# [Written task]
From the listing below, select every line where the word "финансирования" appears.

─── Records for the exercise

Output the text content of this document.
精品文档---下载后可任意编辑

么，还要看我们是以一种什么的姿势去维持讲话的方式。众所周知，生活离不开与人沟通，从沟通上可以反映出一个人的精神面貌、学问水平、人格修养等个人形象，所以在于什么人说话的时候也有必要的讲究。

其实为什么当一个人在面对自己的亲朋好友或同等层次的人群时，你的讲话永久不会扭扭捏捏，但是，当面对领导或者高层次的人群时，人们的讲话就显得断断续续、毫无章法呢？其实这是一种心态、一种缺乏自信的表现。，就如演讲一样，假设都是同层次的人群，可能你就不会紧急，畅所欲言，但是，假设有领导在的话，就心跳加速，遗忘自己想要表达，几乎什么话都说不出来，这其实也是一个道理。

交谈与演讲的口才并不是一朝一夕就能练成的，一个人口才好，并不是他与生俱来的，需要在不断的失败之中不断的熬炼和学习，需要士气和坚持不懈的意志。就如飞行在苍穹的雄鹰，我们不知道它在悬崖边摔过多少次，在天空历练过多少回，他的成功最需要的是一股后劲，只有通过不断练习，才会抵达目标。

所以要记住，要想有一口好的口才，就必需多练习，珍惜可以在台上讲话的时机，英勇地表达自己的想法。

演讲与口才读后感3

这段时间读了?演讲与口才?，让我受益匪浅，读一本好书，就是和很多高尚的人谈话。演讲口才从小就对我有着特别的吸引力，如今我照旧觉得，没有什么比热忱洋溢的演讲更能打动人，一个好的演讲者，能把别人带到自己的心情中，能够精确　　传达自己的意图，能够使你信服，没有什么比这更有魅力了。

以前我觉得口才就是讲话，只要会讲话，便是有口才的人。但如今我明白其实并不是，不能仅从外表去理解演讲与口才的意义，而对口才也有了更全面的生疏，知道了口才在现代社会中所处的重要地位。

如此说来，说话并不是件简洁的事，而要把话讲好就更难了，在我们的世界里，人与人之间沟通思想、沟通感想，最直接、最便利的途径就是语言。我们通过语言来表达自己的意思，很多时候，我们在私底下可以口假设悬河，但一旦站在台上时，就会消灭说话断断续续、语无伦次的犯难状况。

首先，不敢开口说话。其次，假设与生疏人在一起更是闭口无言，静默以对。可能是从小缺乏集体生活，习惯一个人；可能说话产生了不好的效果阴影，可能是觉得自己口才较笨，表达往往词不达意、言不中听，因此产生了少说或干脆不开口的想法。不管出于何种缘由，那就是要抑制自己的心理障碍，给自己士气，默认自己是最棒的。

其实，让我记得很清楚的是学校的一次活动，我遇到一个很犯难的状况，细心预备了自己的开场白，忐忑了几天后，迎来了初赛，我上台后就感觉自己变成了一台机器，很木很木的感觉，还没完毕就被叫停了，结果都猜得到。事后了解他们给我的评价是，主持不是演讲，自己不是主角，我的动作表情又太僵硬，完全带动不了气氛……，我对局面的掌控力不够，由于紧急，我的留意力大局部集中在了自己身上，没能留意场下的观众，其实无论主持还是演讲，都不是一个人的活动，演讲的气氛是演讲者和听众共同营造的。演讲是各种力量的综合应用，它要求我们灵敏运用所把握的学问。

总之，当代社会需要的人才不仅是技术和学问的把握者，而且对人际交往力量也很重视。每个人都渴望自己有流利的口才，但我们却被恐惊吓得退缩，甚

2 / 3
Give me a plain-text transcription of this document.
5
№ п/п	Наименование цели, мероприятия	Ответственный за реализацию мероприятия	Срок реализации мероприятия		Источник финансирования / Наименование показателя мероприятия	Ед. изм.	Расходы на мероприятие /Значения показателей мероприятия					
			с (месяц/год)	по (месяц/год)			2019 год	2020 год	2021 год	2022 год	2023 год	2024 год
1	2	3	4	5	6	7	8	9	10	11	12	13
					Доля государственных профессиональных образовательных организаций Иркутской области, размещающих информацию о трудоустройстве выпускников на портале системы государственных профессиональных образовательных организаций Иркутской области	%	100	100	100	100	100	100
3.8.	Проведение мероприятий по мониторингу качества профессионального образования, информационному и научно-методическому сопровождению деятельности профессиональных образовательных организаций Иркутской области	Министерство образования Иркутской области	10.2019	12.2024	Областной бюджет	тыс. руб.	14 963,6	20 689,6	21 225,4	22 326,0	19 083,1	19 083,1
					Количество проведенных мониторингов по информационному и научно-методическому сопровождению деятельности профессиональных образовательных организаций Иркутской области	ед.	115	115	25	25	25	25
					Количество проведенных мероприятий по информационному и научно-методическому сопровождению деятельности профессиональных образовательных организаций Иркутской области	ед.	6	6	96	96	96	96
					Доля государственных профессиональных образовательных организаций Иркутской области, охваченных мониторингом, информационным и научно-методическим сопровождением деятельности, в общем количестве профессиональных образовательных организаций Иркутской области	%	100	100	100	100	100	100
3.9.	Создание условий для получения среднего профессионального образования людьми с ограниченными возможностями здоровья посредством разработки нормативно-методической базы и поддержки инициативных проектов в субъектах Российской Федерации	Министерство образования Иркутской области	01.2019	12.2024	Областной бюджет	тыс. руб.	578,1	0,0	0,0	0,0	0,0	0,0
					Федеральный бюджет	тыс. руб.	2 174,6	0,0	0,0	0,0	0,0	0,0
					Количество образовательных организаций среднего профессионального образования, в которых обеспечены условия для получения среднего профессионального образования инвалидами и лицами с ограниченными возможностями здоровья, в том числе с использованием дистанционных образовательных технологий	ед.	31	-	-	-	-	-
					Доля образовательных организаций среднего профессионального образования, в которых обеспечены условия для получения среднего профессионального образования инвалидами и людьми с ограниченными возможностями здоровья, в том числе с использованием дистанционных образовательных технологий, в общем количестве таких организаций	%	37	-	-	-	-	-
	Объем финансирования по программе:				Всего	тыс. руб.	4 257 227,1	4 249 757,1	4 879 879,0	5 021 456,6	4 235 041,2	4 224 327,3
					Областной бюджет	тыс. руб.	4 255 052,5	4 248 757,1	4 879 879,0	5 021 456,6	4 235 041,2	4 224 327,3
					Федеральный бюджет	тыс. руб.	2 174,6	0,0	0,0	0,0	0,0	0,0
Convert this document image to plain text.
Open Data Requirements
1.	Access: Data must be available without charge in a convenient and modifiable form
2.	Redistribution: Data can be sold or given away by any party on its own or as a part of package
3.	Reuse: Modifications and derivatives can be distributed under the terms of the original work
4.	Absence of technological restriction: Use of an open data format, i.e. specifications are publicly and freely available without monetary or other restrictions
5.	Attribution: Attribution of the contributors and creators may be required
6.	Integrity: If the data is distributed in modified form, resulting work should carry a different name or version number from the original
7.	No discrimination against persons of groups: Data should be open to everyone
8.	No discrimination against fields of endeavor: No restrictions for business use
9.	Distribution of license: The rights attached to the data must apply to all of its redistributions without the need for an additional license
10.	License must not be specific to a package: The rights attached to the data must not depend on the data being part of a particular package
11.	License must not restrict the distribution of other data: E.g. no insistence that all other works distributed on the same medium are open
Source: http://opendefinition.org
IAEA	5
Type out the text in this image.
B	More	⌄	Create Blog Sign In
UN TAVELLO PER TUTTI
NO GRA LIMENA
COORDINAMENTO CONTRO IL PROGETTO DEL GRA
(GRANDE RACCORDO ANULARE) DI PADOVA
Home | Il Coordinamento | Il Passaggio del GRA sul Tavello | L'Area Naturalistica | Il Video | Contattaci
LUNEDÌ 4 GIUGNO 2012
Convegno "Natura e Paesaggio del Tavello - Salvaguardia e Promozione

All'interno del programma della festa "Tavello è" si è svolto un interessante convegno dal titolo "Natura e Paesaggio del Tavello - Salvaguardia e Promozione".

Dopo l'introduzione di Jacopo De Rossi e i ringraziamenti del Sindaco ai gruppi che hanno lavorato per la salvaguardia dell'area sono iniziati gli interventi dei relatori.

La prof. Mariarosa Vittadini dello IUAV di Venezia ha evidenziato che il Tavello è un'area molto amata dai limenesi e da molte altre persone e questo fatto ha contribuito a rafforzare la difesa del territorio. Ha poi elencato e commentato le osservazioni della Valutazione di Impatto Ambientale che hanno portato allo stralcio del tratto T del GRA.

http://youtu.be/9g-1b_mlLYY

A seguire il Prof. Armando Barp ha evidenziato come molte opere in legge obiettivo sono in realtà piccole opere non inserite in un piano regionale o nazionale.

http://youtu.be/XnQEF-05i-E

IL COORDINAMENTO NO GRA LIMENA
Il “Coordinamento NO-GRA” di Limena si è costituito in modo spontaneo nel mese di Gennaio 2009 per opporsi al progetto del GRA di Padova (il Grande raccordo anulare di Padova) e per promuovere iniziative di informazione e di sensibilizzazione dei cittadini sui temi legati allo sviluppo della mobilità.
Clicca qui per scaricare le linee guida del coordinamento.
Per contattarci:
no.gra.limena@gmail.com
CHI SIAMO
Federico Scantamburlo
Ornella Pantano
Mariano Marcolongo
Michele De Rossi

──────

# [Result of the task]
№ п/п	Наименование цели, мероприятия	Ответственный за реализацию мероприятия	Срок реализации мероприятия		Источник финансирования / Наименование показателя мероприятия	Ед. изм.	Расходы на мероприятие /Значения показателей мероприятия					
	Объем финансирования по программе:				Всего	тыс. руб.	4 257 227,1	4 249 757,1	4 879 879,0	5 021 456,6	4 235 041,2	4 224 327,3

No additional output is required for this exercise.